## Start Extracted records

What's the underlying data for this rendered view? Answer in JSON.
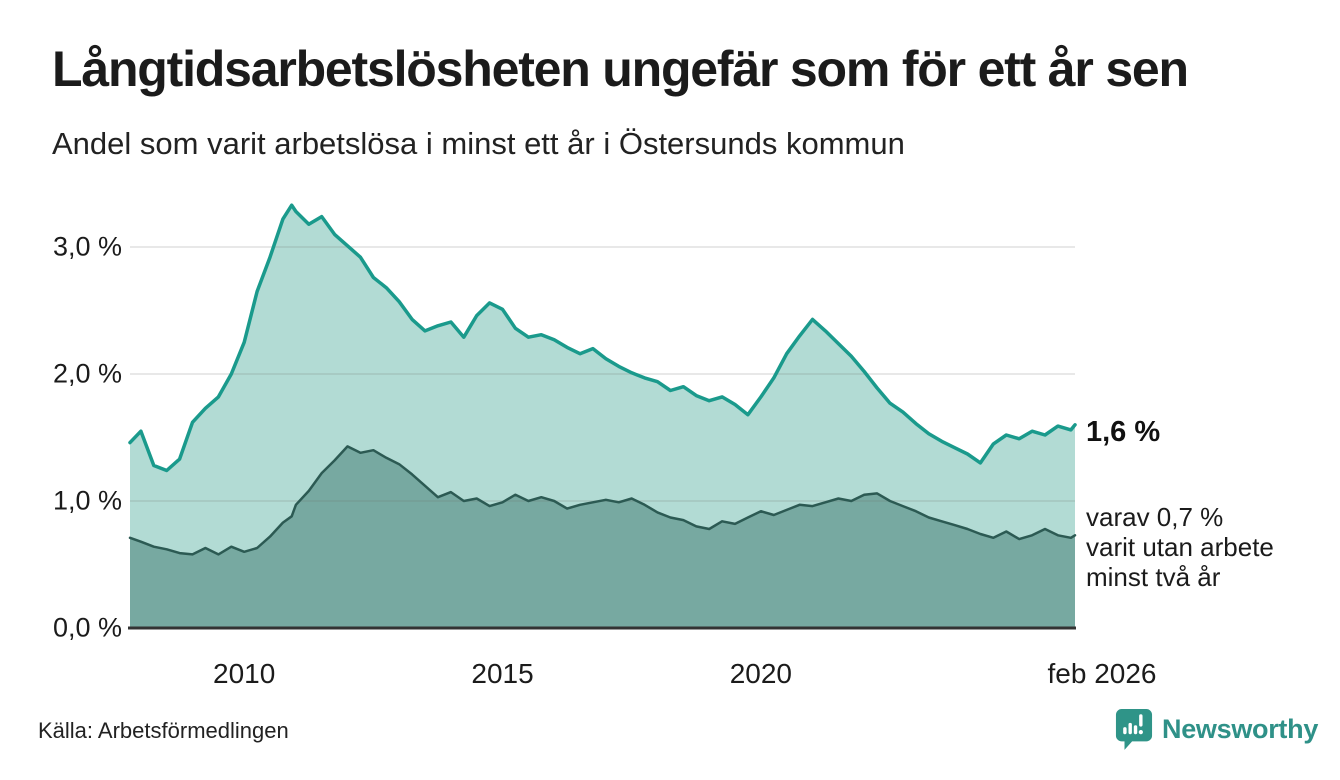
{
  "header": {
    "title": "Långtidsarbetslösheten ungefär som för ett år sen",
    "subtitle": "Andel som varit arbetslösa i minst ett år i Östersunds kommun"
  },
  "annotation": {
    "value_label": "1,6 %",
    "sub_lines": [
      "varav 0,7 %",
      "varit utan arbete",
      "minst två år"
    ]
  },
  "footer": {
    "source": "Källa: Arbetsförmedlingen",
    "brand": "Newsworthy",
    "brand_icon": "newsworthy-speech-bubble-bar-chart-icon"
  },
  "colors": {
    "line_1yr": "#1a9a8c",
    "fill_1yr": "#b2dbd4",
    "line_2yr": "#2c5a53",
    "fill_2yr": "#77a9a1",
    "gridline": "rgba(115,115,115,0.22)",
    "axis": "#333333",
    "text": "#1b1b1b",
    "brand_teal": "#2f9188"
  },
  "chart_data": {
    "type": "area",
    "title": "Långtidsarbetslösheten ungefär som för ett år sen",
    "subtitle": "Andel som varit arbetslösa i minst ett år i Östersunds kommun",
    "xlabel": "",
    "ylabel": "",
    "grid": true,
    "legend_position": "none",
    "xlim": [
      2007.79,
      2026.08
    ],
    "ylim": [
      0,
      3.41
    ],
    "x_ticks": [
      {
        "label": "2010",
        "year": 2010
      },
      {
        "label": "2015",
        "year": 2015
      },
      {
        "label": "2020",
        "year": 2020
      },
      {
        "label": "feb 2026",
        "year": 2026.08
      }
    ],
    "y_ticks": [
      {
        "label": "0,0 %",
        "value": 0
      },
      {
        "label": "1,0 %",
        "value": 1
      },
      {
        "label": "2,0 %",
        "value": 2
      },
      {
        "label": "3,0 %",
        "value": 3
      }
    ],
    "x": [
      2007.79,
      2008.0,
      2008.25,
      2008.5,
      2008.75,
      2009.0,
      2009.25,
      2009.5,
      2009.75,
      2010.0,
      2010.25,
      2010.5,
      2010.75,
      2010.92,
      2011.0,
      2011.25,
      2011.5,
      2011.75,
      2012.0,
      2012.25,
      2012.5,
      2012.75,
      2013.0,
      2013.25,
      2013.5,
      2013.75,
      2014.0,
      2014.25,
      2014.5,
      2014.75,
      2015.0,
      2015.25,
      2015.5,
      2015.75,
      2016.0,
      2016.25,
      2016.5,
      2016.75,
      2017.0,
      2017.25,
      2017.5,
      2017.75,
      2018.0,
      2018.25,
      2018.5,
      2018.75,
      2019.0,
      2019.25,
      2019.5,
      2019.75,
      2020.0,
      2020.25,
      2020.5,
      2020.75,
      2021.0,
      2021.25,
      2021.5,
      2021.75,
      2022.0,
      2022.25,
      2022.5,
      2022.75,
      2023.0,
      2023.25,
      2023.5,
      2023.75,
      2024.0,
      2024.25,
      2024.5,
      2024.75,
      2025.0,
      2025.25,
      2025.5,
      2025.75,
      2026.0,
      2026.08
    ],
    "series": [
      {
        "name": "Arbetslösa minst ett år",
        "end_label": "1,6 %",
        "color": "#1a9a8c",
        "fill": "#b2dbd4",
        "stroke_width": 3.5,
        "values": [
          1.46,
          1.55,
          1.28,
          1.24,
          1.33,
          1.62,
          1.73,
          1.82,
          2.0,
          2.25,
          2.65,
          2.92,
          3.22,
          3.33,
          3.28,
          3.18,
          3.24,
          3.1,
          3.01,
          2.92,
          2.76,
          2.68,
          2.57,
          2.43,
          2.34,
          2.38,
          2.41,
          2.29,
          2.46,
          2.56,
          2.51,
          2.36,
          2.29,
          2.31,
          2.27,
          2.21,
          2.16,
          2.2,
          2.12,
          2.06,
          2.01,
          1.97,
          1.94,
          1.87,
          1.9,
          1.83,
          1.79,
          1.82,
          1.76,
          1.68,
          1.82,
          1.97,
          2.16,
          2.3,
          2.43,
          2.34,
          2.24,
          2.14,
          2.02,
          1.89,
          1.77,
          1.7,
          1.61,
          1.53,
          1.47,
          1.42,
          1.37,
          1.3,
          1.45,
          1.52,
          1.49,
          1.55,
          1.52,
          1.59,
          1.56,
          1.6
        ]
      },
      {
        "name": "Arbetslösa minst två år",
        "end_label": "0,7 %",
        "color": "#2c5a53",
        "fill": "#77a9a1",
        "stroke_width": 2.5,
        "values": [
          0.71,
          0.68,
          0.64,
          0.62,
          0.59,
          0.58,
          0.63,
          0.58,
          0.64,
          0.6,
          0.63,
          0.72,
          0.83,
          0.88,
          0.97,
          1.08,
          1.22,
          1.32,
          1.43,
          1.38,
          1.4,
          1.34,
          1.29,
          1.21,
          1.12,
          1.03,
          1.07,
          1.0,
          1.02,
          0.96,
          0.99,
          1.05,
          1.0,
          1.03,
          1.0,
          0.94,
          0.97,
          0.99,
          1.01,
          0.99,
          1.02,
          0.97,
          0.91,
          0.87,
          0.85,
          0.8,
          0.78,
          0.84,
          0.82,
          0.87,
          0.92,
          0.89,
          0.93,
          0.97,
          0.96,
          0.99,
          1.02,
          1.0,
          1.05,
          1.06,
          1.0,
          0.96,
          0.92,
          0.87,
          0.84,
          0.81,
          0.78,
          0.74,
          0.71,
          0.76,
          0.7,
          0.73,
          0.78,
          0.73,
          0.71,
          0.73
        ]
      }
    ]
  }
}
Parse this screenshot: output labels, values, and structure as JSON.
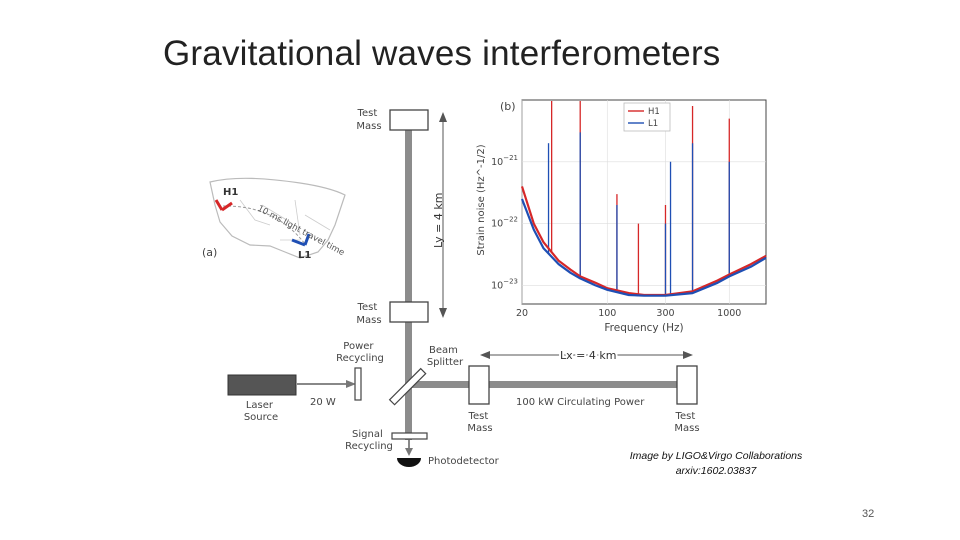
{
  "slide": {
    "title": "Gravitational waves interferometers",
    "credit_line1": "Image by LIGO&Virgo Collaborations",
    "credit_line2": "arxiv:1602.03837",
    "page_number": "32"
  },
  "diagram": {
    "test_mass_label_top": [
      "Test",
      "Mass"
    ],
    "test_mass_label_mid": [
      "Test",
      "Mass"
    ],
    "ly_label": "Ly = 4 km",
    "lx_label": "Lx = 4 km",
    "power_recycling": [
      "Power",
      "Recycling"
    ],
    "beam_splitter": [
      "Beam",
      "Splitter"
    ],
    "laser_source": [
      "Laser",
      "Source"
    ],
    "laser_power": "20 W",
    "test_mass_bottom_center": [
      "Test",
      "Mass"
    ],
    "test_mass_bottom_right": [
      "Test",
      "Mass"
    ],
    "circulating_power": "100 kW Circulating Power",
    "signal_recycling": [
      "Signal",
      "Recycling"
    ],
    "photodetector": "Photodetector"
  },
  "map_inset": {
    "panel_label": "(a)",
    "site_h1": "H1",
    "site_l1": "L1",
    "travel_text": "10 ms light travel time",
    "colors": {
      "h1": "#d62728",
      "l1": "#1f4fb4"
    }
  },
  "chart_data": {
    "type": "line",
    "panel_label": "(b)",
    "xlabel": "Frequency (Hz)",
    "ylabel": "Strain noise (Hz^-1/2)",
    "x_scale": "log",
    "y_scale": "log",
    "xlim": [
      20,
      2000
    ],
    "ylim": [
      5e-24,
      1e-20
    ],
    "x_ticks": [
      "20",
      "100",
      "300",
      "1000"
    ],
    "y_ticks": [
      "10^-21",
      "10^-22",
      "10^-23"
    ],
    "legend_position": "top-right",
    "series": [
      {
        "name": "H1",
        "color": "#d62728",
        "x": [
          20,
          25,
          30,
          40,
          50,
          60,
          80,
          100,
          150,
          200,
          300,
          500,
          800,
          1000,
          1500,
          2000
        ],
        "y": [
          4e-22,
          1e-22,
          5e-23,
          2.5e-23,
          1.8e-23,
          1.4e-23,
          1.1e-23,
          9e-24,
          7.5e-24,
          7e-24,
          7e-24,
          8e-24,
          1.2e-23,
          1.5e-23,
          2.2e-23,
          3e-23
        ]
      },
      {
        "name": "L1",
        "color": "#1f4fb4",
        "x": [
          20,
          25,
          30,
          40,
          50,
          60,
          80,
          100,
          150,
          200,
          300,
          500,
          800,
          1000,
          1500,
          2000
        ],
        "y": [
          2.5e-22,
          8e-23,
          4e-23,
          2.2e-23,
          1.6e-23,
          1.3e-23,
          1e-23,
          8.5e-24,
          7e-24,
          6.8e-24,
          6.8e-24,
          7.5e-24,
          1.1e-23,
          1.4e-23,
          2e-23,
          2.8e-23
        ]
      }
    ],
    "lines_hz": [
      {
        "series": "H1",
        "x": 35,
        "y": 1e-20
      },
      {
        "series": "H1",
        "x": 60,
        "y": 1e-20
      },
      {
        "series": "H1",
        "x": 120,
        "y": 3e-22
      },
      {
        "series": "H1",
        "x": 180,
        "y": 1e-22
      },
      {
        "series": "H1",
        "x": 300,
        "y": 2e-22
      },
      {
        "series": "H1",
        "x": 500,
        "y": 8e-21
      },
      {
        "series": "H1",
        "x": 1000,
        "y": 5e-21
      },
      {
        "series": "L1",
        "x": 33,
        "y": 2e-21
      },
      {
        "series": "L1",
        "x": 60,
        "y": 3e-21
      },
      {
        "series": "L1",
        "x": 120,
        "y": 2e-22
      },
      {
        "series": "L1",
        "x": 300,
        "y": 1e-22
      },
      {
        "series": "L1",
        "x": 330,
        "y": 1e-21
      },
      {
        "series": "L1",
        "x": 500,
        "y": 2e-21
      },
      {
        "series": "L1",
        "x": 1000,
        "y": 1e-21
      }
    ]
  }
}
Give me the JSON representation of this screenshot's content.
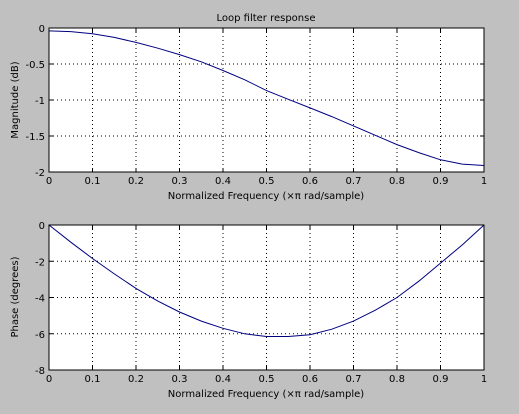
{
  "chart_data": [
    {
      "type": "line",
      "title": "Loop filter response",
      "xlabel": "Normalized Frequency  (×π rad/sample)",
      "ylabel": "Magnitude (dB)",
      "xlim": [
        0,
        1
      ],
      "ylim": [
        -2,
        0
      ],
      "xticks": [
        "0",
        "0.1",
        "0.2",
        "0.3",
        "0.4",
        "0.5",
        "0.6",
        "0.7",
        "0.8",
        "0.9",
        "1"
      ],
      "yticks": [
        "0",
        "-0.5",
        "-1",
        "-1.5",
        "-2"
      ],
      "grid": true,
      "line_color": "#00007f",
      "x": [
        0,
        0.05,
        0.1,
        0.15,
        0.2,
        0.25,
        0.3,
        0.35,
        0.4,
        0.45,
        0.5,
        0.55,
        0.6,
        0.65,
        0.7,
        0.75,
        0.8,
        0.85,
        0.9,
        0.95,
        1.0
      ],
      "y": [
        -0.04,
        -0.05,
        -0.08,
        -0.13,
        -0.2,
        -0.28,
        -0.37,
        -0.47,
        -0.59,
        -0.72,
        -0.87,
        -0.99,
        -1.11,
        -1.23,
        -1.36,
        -1.49,
        -1.62,
        -1.73,
        -1.83,
        -1.89,
        -1.91
      ]
    },
    {
      "type": "line",
      "title": "",
      "xlabel": "Normalized Frequency  (×π rad/sample)",
      "ylabel": "Phase (degrees)",
      "xlim": [
        0,
        1
      ],
      "ylim": [
        -8,
        0
      ],
      "xticks": [
        "0",
        "0.1",
        "0.2",
        "0.3",
        "0.4",
        "0.5",
        "0.6",
        "0.7",
        "0.8",
        "0.9",
        "1"
      ],
      "yticks": [
        "0",
        "-2",
        "-4",
        "-6",
        "-8"
      ],
      "grid": true,
      "line_color": "#00007f",
      "x": [
        0,
        0.05,
        0.1,
        0.15,
        0.2,
        0.25,
        0.3,
        0.35,
        0.4,
        0.45,
        0.5,
        0.55,
        0.6,
        0.65,
        0.7,
        0.75,
        0.8,
        0.85,
        0.9,
        0.95,
        1.0
      ],
      "y": [
        0,
        -0.95,
        -1.85,
        -2.7,
        -3.5,
        -4.2,
        -4.8,
        -5.3,
        -5.7,
        -6.0,
        -6.15,
        -6.15,
        -6.05,
        -5.75,
        -5.3,
        -4.7,
        -4.0,
        -3.1,
        -2.1,
        -1.1,
        0
      ]
    }
  ]
}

## End Extracted records

Find the string "Andel" in the entries above and return each line that holds it.

    "subtitle": "Andel som varit arbetslösa i minst ett år i Östersunds kommun"
    "subtitle": "Andel som varit arbetslösa i minst ett år i Östersunds kommun",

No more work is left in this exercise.